---------- Material for this task

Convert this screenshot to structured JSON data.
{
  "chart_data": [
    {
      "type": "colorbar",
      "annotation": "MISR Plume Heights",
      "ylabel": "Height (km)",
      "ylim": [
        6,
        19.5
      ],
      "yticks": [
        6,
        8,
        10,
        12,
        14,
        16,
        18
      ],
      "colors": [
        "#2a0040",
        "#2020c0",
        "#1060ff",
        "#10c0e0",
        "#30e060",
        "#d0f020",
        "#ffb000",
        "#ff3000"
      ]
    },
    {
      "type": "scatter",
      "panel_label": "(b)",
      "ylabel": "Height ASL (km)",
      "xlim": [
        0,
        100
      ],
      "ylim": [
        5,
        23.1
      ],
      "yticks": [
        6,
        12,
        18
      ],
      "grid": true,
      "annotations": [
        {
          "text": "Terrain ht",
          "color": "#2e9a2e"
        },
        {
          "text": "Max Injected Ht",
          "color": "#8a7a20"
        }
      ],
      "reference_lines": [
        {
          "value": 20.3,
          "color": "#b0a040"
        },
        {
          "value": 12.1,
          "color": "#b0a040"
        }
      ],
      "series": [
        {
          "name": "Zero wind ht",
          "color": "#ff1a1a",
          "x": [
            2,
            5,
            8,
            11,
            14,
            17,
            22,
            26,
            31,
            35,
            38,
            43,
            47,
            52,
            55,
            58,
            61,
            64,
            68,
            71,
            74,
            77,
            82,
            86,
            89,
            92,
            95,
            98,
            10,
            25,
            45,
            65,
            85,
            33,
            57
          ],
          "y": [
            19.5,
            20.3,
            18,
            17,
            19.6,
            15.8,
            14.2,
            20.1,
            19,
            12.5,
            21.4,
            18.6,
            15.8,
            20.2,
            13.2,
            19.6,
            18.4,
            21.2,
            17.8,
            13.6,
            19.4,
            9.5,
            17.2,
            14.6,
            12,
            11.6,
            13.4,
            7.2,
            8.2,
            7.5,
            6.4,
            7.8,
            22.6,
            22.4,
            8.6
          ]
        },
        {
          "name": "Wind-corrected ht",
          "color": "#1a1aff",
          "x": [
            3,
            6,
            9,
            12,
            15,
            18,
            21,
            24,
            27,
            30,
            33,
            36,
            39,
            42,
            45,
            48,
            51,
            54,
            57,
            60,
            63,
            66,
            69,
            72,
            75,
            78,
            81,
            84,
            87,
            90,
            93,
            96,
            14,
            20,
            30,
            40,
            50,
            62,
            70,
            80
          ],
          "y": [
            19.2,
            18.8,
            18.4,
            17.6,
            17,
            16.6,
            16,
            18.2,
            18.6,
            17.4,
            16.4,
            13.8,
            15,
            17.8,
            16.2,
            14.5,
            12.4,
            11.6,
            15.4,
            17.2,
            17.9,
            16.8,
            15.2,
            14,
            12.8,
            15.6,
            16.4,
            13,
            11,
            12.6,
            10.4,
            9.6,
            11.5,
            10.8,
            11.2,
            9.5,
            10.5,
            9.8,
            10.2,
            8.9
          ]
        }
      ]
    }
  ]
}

--------------------

* **Work instructions**
Find each line holding "name". Copy it out.

* **Exercise answer**
          "name": "Zero wind ht",
          "name": "Wind-corrected ht",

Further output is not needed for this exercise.